**Provided data:**

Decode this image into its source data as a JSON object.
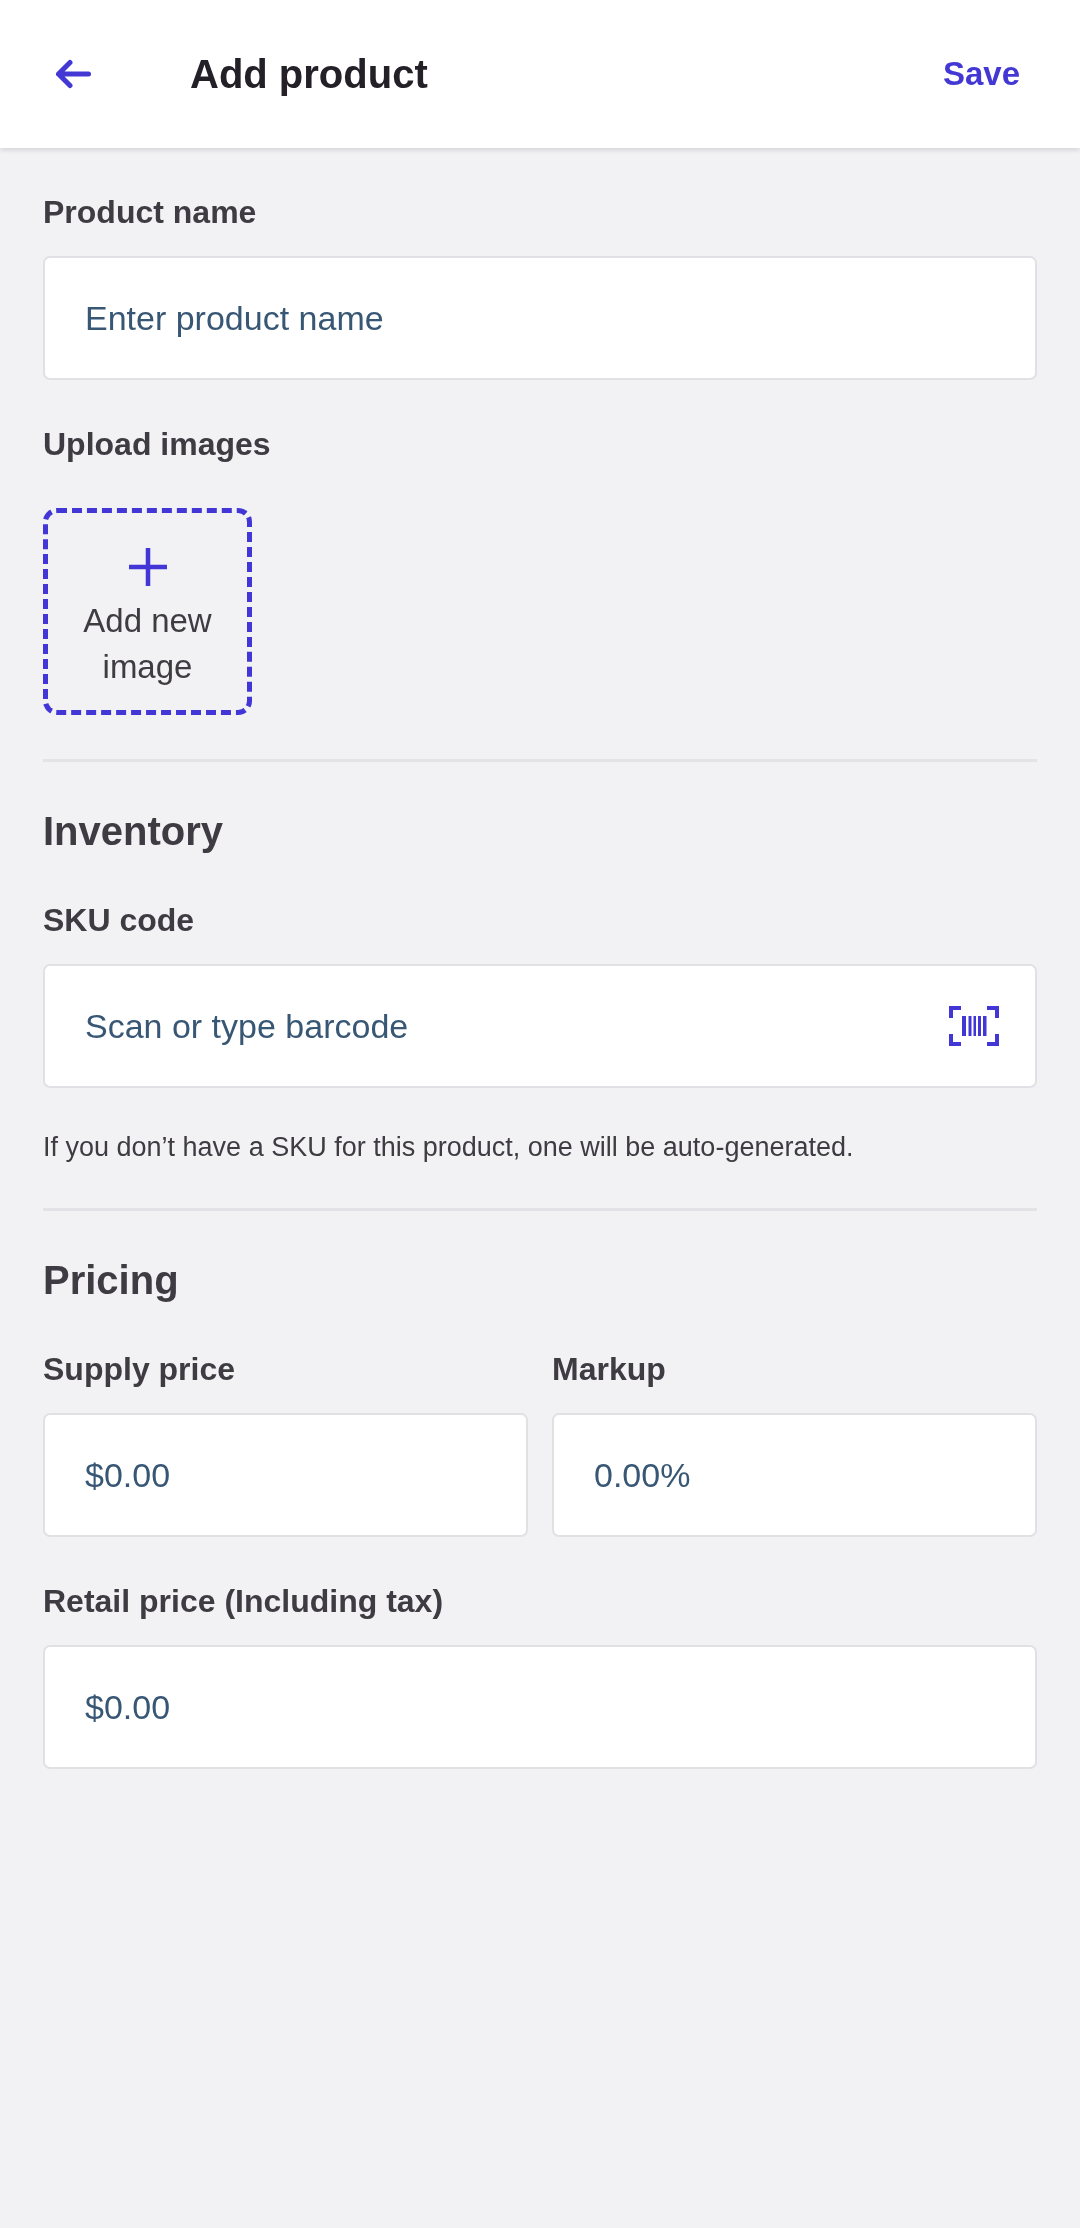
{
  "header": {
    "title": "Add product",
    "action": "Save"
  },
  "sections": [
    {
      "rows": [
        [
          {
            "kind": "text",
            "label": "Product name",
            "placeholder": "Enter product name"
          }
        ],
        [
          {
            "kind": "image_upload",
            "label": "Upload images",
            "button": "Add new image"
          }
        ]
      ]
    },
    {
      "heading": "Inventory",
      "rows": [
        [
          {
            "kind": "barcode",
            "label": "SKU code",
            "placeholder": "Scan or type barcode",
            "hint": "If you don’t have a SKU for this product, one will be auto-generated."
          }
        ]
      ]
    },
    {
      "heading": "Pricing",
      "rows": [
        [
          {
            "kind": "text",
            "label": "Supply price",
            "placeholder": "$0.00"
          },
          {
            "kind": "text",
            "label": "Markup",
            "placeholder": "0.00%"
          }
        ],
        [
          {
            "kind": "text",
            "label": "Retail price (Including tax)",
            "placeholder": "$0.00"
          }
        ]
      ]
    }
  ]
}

**Exercise:**
Copy out the lines in which the string "heading" appears.

**Answer to this exercise:**
      "heading": "Inventory",
      "heading": "Pricing",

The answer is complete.